Problem description —
Copy out the listing that follows exactly, dropping every picture.
::::::::
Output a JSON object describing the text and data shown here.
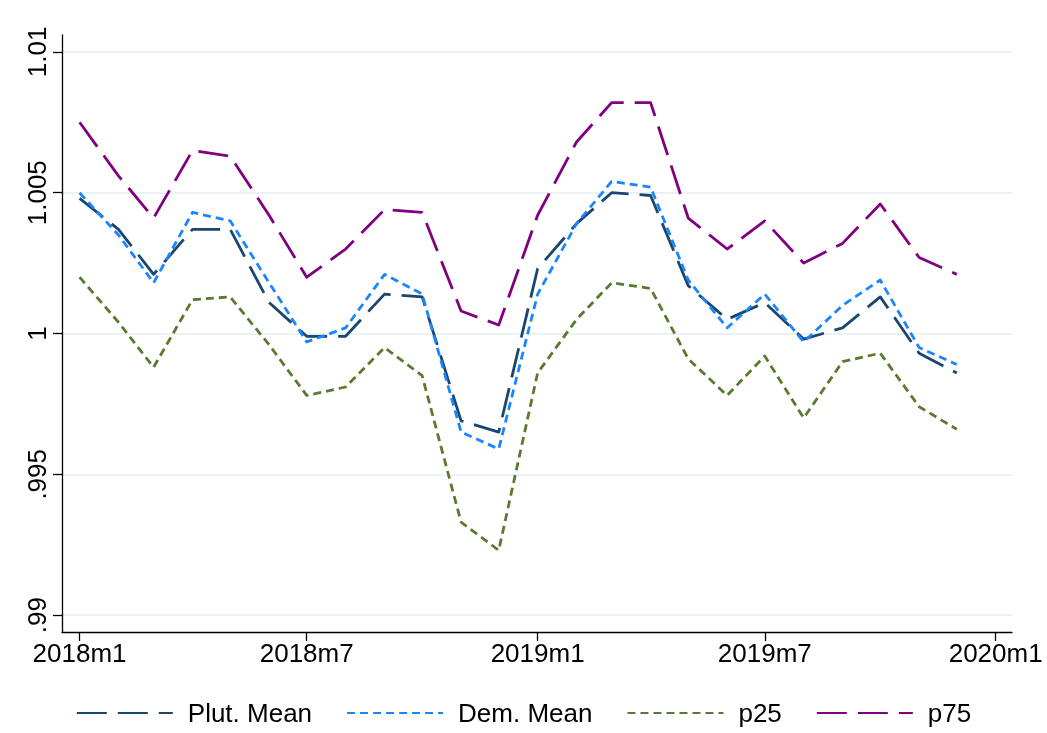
{
  "chart_data": {
    "type": "line",
    "x": [
      "2018-01",
      "2018-02",
      "2018-03",
      "2018-04",
      "2018-05",
      "2018-06",
      "2018-07",
      "2018-08",
      "2018-09",
      "2018-10",
      "2018-11",
      "2018-12",
      "2019-01",
      "2019-02",
      "2019-03",
      "2019-04",
      "2019-05",
      "2019-06",
      "2019-07",
      "2019-08",
      "2019-09",
      "2019-10",
      "2019-11",
      "2019-12"
    ],
    "series": [
      {
        "name": "Plut. Mean",
        "color": "#1a476f",
        "line_style": "dashed",
        "values": [
          1.0048,
          1.0037,
          1.0021,
          1.0037,
          1.0037,
          1.0011,
          0.9999,
          0.9999,
          1.0014,
          1.0013,
          0.9969,
          0.9965,
          1.0023,
          1.0039,
          1.005,
          1.0049,
          1.0017,
          1.0005,
          1.0011,
          0.9998,
          1.0002,
          1.0013,
          0.9993,
          0.9986
        ]
      },
      {
        "name": "Dem. Mean",
        "color": "#1a85ff",
        "line_style": "dotted",
        "values": [
          1.005,
          1.0035,
          1.0018,
          1.0043,
          1.004,
          1.0018,
          0.9997,
          1.0002,
          1.0021,
          1.0014,
          0.9965,
          0.9959,
          1.0014,
          1.0039,
          1.0054,
          1.0052,
          1.0019,
          1.0002,
          1.0014,
          0.9997,
          1.001,
          1.0019,
          0.9995,
          0.9989
        ]
      },
      {
        "name": "p25",
        "color": "#5a7a2f",
        "line_style": "dotted",
        "values": [
          1.002,
          1.0004,
          0.9988,
          1.0012,
          1.0013,
          0.9996,
          0.9978,
          0.9981,
          0.9995,
          0.9985,
          0.9933,
          0.9923,
          0.9986,
          1.0005,
          1.0018,
          1.0016,
          0.9991,
          0.9978,
          0.9992,
          0.997,
          0.999,
          0.9993,
          0.9974,
          0.9966
        ]
      },
      {
        "name": "p75",
        "color": "#800080",
        "line_style": "dashed",
        "values": [
          1.0075,
          1.0056,
          1.0041,
          1.0065,
          1.0063,
          1.0042,
          1.002,
          1.003,
          1.0044,
          1.0043,
          1.0008,
          1.0003,
          1.0042,
          1.0068,
          1.0082,
          1.0082,
          1.0041,
          1.003,
          1.004,
          1.0025,
          1.0032,
          1.0046,
          1.0027,
          1.0021
        ]
      }
    ],
    "xlim": [
      "2017-12-18",
      "2020-01-14"
    ],
    "xticks": [
      {
        "value": "2018-01",
        "label": "2018m1"
      },
      {
        "value": "2018-07",
        "label": "2018m7"
      },
      {
        "value": "2019-01",
        "label": "2019m1"
      },
      {
        "value": "2019-07",
        "label": "2019m7"
      },
      {
        "value": "2020-01",
        "label": "2020m1"
      }
    ],
    "ylim": [
      0.9894,
      1.0106
    ],
    "yticks": [
      {
        "value": 0.99,
        "label": ".99"
      },
      {
        "value": 0.995,
        "label": ".995"
      },
      1,
      1.005,
      1.01
    ],
    "grid": "y",
    "legend": "bottom"
  }
}
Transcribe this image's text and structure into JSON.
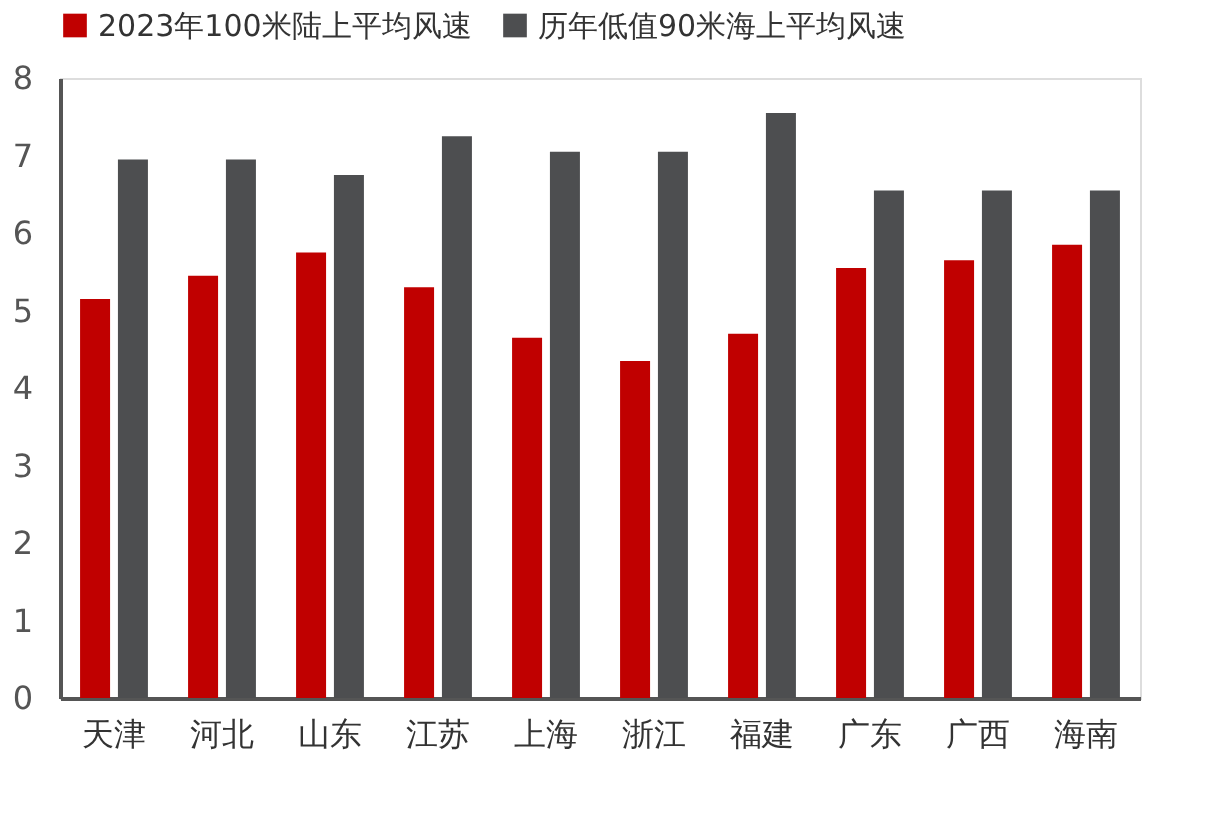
{
  "chart_data": {
    "type": "bar",
    "categories": [
      "天津",
      "河北",
      "山东",
      "江苏",
      "上海",
      "浙江",
      "福建",
      "广东",
      "广西",
      "海南"
    ],
    "series": [
      {
        "name": "2023年100米陆上平均风速",
        "color": "#c00000",
        "values": [
          5.15,
          5.45,
          5.75,
          5.3,
          4.65,
          4.35,
          4.7,
          5.55,
          5.65,
          5.85
        ]
      },
      {
        "name": "历年低值90米海上平均风速",
        "color": "#4d4e50",
        "values": [
          6.95,
          6.95,
          6.75,
          7.25,
          7.05,
          7.05,
          7.55,
          6.55,
          6.55,
          6.55
        ]
      }
    ],
    "ylim": [
      0,
      8
    ],
    "yticks": [
      0,
      1,
      2,
      3,
      4,
      5,
      6,
      7,
      8
    ],
    "grid": false,
    "legend": "top"
  }
}
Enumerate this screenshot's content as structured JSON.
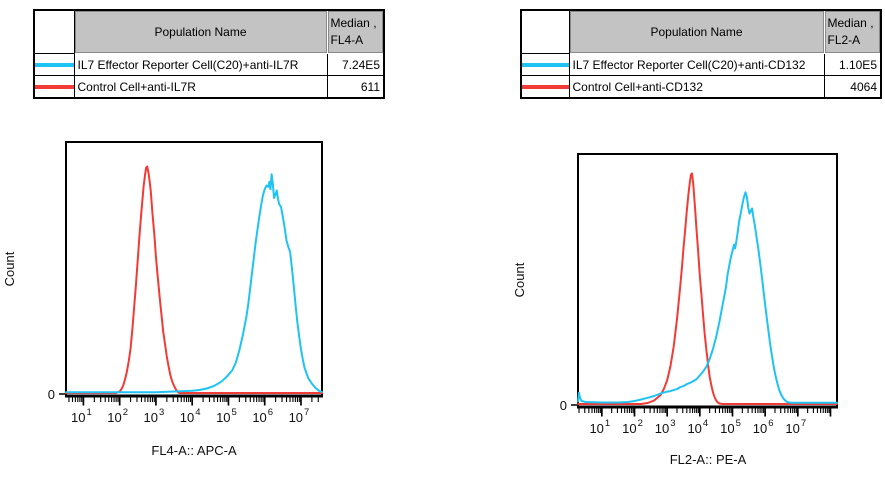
::::::::
Task output —
Output a JSON object describing the text and data shown here.
{
  "chart_data": {
    "type": "line",
    "x": [
      "2018-01",
      "2018-02",
      "2018-03",
      "2018-04",
      "2018-05",
      "2018-06",
      "2018-07",
      "2018-08",
      "2018-09",
      "2018-10",
      "2018-11",
      "2018-12",
      "2019-01",
      "2019-02",
      "2019-03",
      "2019-04",
      "2019-05",
      "2019-06",
      "2019-07",
      "2019-08",
      "2019-09",
      "2019-10",
      "2019-11",
      "2019-12"
    ],
    "series": [
      {
        "name": "Plut. Mean",
        "color": "#1a476f",
        "line_style": "dashed",
        "values": [
          1.0048,
          1.0037,
          1.0021,
          1.0037,
          1.0037,
          1.0011,
          0.9999,
          0.9999,
          1.0014,
          1.0013,
          0.9969,
          0.9965,
          1.0023,
          1.0039,
          1.005,
          1.0049,
          1.0017,
          1.0005,
          1.0011,
          0.9998,
          1.0002,
          1.0013,
          0.9993,
          0.9986
        ]
      },
      {
        "name": "Dem. Mean",
        "color": "#1a85ff",
        "line_style": "dotted",
        "values": [
          1.005,
          1.0035,
          1.0018,
          1.0043,
          1.004,
          1.0018,
          0.9997,
          1.0002,
          1.0021,
          1.0014,
          0.9965,
          0.9959,
          1.0014,
          1.0039,
          1.0054,
          1.0052,
          1.0019,
          1.0002,
          1.0014,
          0.9997,
          1.001,
          1.0019,
          0.9995,
          0.9989
        ]
      },
      {
        "name": "p25",
        "color": "#5a7a2f",
        "line_style": "dotted",
        "values": [
          1.002,
          1.0004,
          0.9988,
          1.0012,
          1.0013,
          0.9996,
          0.9978,
          0.9981,
          0.9995,
          0.9985,
          0.9933,
          0.9923,
          0.9986,
          1.0005,
          1.0018,
          1.0016,
          0.9991,
          0.9978,
          0.9992,
          0.997,
          0.999,
          0.9993,
          0.9974,
          0.9966
        ]
      },
      {
        "name": "p75",
        "color": "#800080",
        "line_style": "dashed",
        "values": [
          1.0075,
          1.0056,
          1.0041,
          1.0065,
          1.0063,
          1.0042,
          1.002,
          1.003,
          1.0044,
          1.0043,
          1.0008,
          1.0003,
          1.0042,
          1.0068,
          1.0082,
          1.0082,
          1.0041,
          1.003,
          1.004,
          1.0025,
          1.0032,
          1.0046,
          1.0027,
          1.0021
        ]
      }
    ],
    "xlim": [
      "2017-12-18",
      "2020-01-14"
    ],
    "xticks": [
      {
        "value": "2018-01",
        "label": "2018m1"
      },
      {
        "value": "2018-07",
        "label": "2018m7"
      },
      {
        "value": "2019-01",
        "label": "2019m1"
      },
      {
        "value": "2019-07",
        "label": "2019m7"
      },
      {
        "value": "2020-01",
        "label": "2020m1"
      }
    ],
    "ylim": [
      0.9894,
      1.0106
    ],
    "yticks": [
      {
        "value": 0.99,
        "label": ".99"
      },
      {
        "value": 0.995,
        "label": ".995"
      },
      1,
      1.005,
      1.01
    ],
    "grid": "y",
    "legend": "bottom"
  }
}
Transcribe this image's text and structure into JSON.
{
  "chart_data": {
    "type": "bar",
    "categories": [
      "天津",
      "河北",
      "山东",
      "江苏",
      "上海",
      "浙江",
      "福建",
      "广东",
      "广西",
      "海南"
    ],
    "series": [
      {
        "name": "2023年100米陆上平均风速",
        "color": "#c00000",
        "values": [
          5.15,
          5.45,
          5.75,
          5.3,
          4.65,
          4.35,
          4.7,
          5.55,
          5.65,
          5.85
        ]
      },
      {
        "name": "历年低值90米海上平均风速",
        "color": "#4d4e50",
        "values": [
          6.95,
          6.95,
          6.75,
          7.25,
          7.05,
          7.05,
          7.55,
          6.55,
          6.55,
          6.55
        ]
      }
    ],
    "ylim": [
      0,
      8
    ],
    "yticks": [
      0,
      1,
      2,
      3,
      4,
      5,
      6,
      7,
      8
    ],
    "grid": false,
    "legend": "top"
  }
}
Enumerate this screenshot's content as structured JSON.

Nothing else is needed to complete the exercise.